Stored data
[START]

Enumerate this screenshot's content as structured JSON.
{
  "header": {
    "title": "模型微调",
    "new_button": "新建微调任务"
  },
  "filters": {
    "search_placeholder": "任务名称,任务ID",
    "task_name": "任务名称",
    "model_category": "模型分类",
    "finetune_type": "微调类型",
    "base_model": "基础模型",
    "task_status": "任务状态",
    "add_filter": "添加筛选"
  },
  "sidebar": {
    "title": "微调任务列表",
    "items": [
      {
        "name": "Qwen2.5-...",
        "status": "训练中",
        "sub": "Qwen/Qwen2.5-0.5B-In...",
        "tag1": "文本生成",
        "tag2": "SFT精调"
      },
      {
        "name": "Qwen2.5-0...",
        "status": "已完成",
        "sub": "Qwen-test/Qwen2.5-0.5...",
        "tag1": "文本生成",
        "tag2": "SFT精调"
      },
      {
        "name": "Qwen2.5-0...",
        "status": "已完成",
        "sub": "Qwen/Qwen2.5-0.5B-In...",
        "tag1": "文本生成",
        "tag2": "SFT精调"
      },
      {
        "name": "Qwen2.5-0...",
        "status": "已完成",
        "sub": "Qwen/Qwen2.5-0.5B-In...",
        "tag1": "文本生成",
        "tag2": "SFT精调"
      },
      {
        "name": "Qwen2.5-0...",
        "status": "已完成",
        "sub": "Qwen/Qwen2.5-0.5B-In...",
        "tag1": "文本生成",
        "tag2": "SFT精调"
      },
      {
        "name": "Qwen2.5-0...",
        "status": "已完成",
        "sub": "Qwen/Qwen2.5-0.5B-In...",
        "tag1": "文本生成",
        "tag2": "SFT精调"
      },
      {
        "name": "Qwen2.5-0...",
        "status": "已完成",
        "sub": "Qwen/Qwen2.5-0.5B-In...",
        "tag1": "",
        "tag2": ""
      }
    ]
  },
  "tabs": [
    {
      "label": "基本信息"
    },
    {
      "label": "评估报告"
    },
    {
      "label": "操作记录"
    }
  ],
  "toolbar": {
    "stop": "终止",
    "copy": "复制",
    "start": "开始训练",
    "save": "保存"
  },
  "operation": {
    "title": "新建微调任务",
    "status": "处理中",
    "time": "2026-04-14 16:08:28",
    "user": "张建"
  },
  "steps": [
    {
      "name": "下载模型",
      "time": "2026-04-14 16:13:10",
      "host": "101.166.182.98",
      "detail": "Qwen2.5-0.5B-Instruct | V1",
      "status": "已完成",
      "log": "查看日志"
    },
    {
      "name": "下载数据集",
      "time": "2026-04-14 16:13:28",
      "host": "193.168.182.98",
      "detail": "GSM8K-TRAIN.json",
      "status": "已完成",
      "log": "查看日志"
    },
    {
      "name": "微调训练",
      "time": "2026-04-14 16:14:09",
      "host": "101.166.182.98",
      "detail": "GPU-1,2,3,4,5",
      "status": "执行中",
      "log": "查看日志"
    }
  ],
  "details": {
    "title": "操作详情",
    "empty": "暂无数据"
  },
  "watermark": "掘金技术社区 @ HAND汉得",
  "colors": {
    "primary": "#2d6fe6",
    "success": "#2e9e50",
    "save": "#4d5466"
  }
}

[END]

In the entries above, find each line with the word "title" and copy it.

--- Full response ---
    "title": "模型微调",
    "title": "微调任务列表",
    "title": "新建微调任务",
    "title": "操作详情",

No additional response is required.